→ **AIM OF THE TASK**: Copy every entry precisely.

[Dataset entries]

........

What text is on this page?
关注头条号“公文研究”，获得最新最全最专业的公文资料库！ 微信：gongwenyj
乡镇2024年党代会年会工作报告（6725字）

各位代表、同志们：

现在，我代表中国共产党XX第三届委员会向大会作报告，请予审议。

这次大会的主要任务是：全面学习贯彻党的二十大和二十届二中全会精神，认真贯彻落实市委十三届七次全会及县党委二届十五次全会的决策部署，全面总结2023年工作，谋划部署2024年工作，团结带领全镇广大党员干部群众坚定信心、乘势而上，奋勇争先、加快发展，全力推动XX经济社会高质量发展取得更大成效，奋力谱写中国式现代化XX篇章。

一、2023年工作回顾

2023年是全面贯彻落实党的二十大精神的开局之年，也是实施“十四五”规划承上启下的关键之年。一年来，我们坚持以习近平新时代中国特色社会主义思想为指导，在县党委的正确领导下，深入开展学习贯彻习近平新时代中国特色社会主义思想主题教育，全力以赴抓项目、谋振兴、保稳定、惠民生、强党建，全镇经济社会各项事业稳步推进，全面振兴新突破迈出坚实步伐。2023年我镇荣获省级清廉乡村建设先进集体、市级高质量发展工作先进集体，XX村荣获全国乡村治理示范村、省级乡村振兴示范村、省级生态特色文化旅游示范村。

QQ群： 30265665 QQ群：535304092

........

→ **COMPLETE ANSWER**:
What text is on this page?
关注头条号“公文研究”，获得最新最全最专业的公文资料库！ 微信：gongwenyj
乡镇2024年党代会年会工作报告（6725字）

各位代表、同志们：

现在，我代表中国共产党XX第三届委员会向大会作报告，请予审议。

这次大会的主要任务是：全面学习贯彻党的二十大和二十届二中全会精神，认真贯彻落实市委十三届七次全会及县党委二届十五次全会的决策部署，全面总结2023年工作，谋划部署2024年工作，团结带领全镇广大党员干部群众坚定信心、乘势而上，奋勇争先、加快发展，全力推动XX经济社会高质量发展取得更大成效，奋力谱写中国式现代化XX篇章。

一、2023年工作回顾

2023年是全面贯彻落实党的二十大精神的开局之年，也是实施“十四五”规划承上启下的关键之年。一年来，我们坚持以习近平新时代中国特色社会主义思想为指导，在县党委的正确领导下，深入开展学习贯彻习近平新时代中国特色社会主义思想主题教育，全力以赴抓项目、谋振兴、保稳定、惠民生、强党建，全镇经济社会各项事业稳步推进，全面振兴新突破迈出坚实步伐。2023年我镇荣获省级清廉乡村建设先进集体、市级高质量发展工作先进集体，XX村荣获全国乡村治理示范村、省级乡村振兴示范村、省级生态特色文化旅游示范村。

QQ群： 30265665 QQ群：535304092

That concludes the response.